• [Saved data entries]
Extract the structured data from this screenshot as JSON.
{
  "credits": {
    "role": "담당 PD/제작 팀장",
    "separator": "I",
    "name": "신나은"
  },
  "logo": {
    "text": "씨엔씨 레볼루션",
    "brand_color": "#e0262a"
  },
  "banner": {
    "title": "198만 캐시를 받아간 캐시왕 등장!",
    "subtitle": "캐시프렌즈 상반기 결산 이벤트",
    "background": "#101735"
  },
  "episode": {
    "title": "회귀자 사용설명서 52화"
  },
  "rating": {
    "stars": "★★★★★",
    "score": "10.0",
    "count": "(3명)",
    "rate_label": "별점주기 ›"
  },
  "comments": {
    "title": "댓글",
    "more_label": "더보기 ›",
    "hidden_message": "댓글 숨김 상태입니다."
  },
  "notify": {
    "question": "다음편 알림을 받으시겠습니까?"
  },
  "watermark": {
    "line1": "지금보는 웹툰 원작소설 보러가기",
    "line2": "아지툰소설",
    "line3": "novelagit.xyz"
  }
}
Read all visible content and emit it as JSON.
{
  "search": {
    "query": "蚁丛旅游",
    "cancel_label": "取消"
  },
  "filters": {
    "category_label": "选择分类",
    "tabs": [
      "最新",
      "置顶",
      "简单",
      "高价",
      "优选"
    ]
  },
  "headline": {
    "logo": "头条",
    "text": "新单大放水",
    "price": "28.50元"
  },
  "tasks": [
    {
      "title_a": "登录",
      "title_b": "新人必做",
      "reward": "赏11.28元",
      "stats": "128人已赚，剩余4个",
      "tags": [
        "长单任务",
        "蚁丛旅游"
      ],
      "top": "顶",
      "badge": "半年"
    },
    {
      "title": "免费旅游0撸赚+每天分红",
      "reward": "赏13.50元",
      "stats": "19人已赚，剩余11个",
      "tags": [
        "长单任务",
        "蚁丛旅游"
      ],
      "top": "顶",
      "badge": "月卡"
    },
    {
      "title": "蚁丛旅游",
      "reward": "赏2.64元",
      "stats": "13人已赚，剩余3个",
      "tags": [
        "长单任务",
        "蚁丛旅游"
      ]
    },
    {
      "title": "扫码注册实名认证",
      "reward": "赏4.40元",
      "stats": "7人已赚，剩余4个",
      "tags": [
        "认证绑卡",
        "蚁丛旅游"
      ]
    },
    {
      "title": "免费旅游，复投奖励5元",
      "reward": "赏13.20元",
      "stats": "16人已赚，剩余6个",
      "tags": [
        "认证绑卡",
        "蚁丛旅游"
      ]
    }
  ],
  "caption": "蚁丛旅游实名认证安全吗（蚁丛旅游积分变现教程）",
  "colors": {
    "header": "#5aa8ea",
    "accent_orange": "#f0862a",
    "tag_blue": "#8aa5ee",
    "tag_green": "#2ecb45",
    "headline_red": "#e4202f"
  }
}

• [REQUIRED WORK]
Which lines contain "JSON"? Copy each of them out.

• [EXERCISE OUTPUT]
Extract the structured data from this screenshot as JSON.
Read all visible content and emit it as JSON.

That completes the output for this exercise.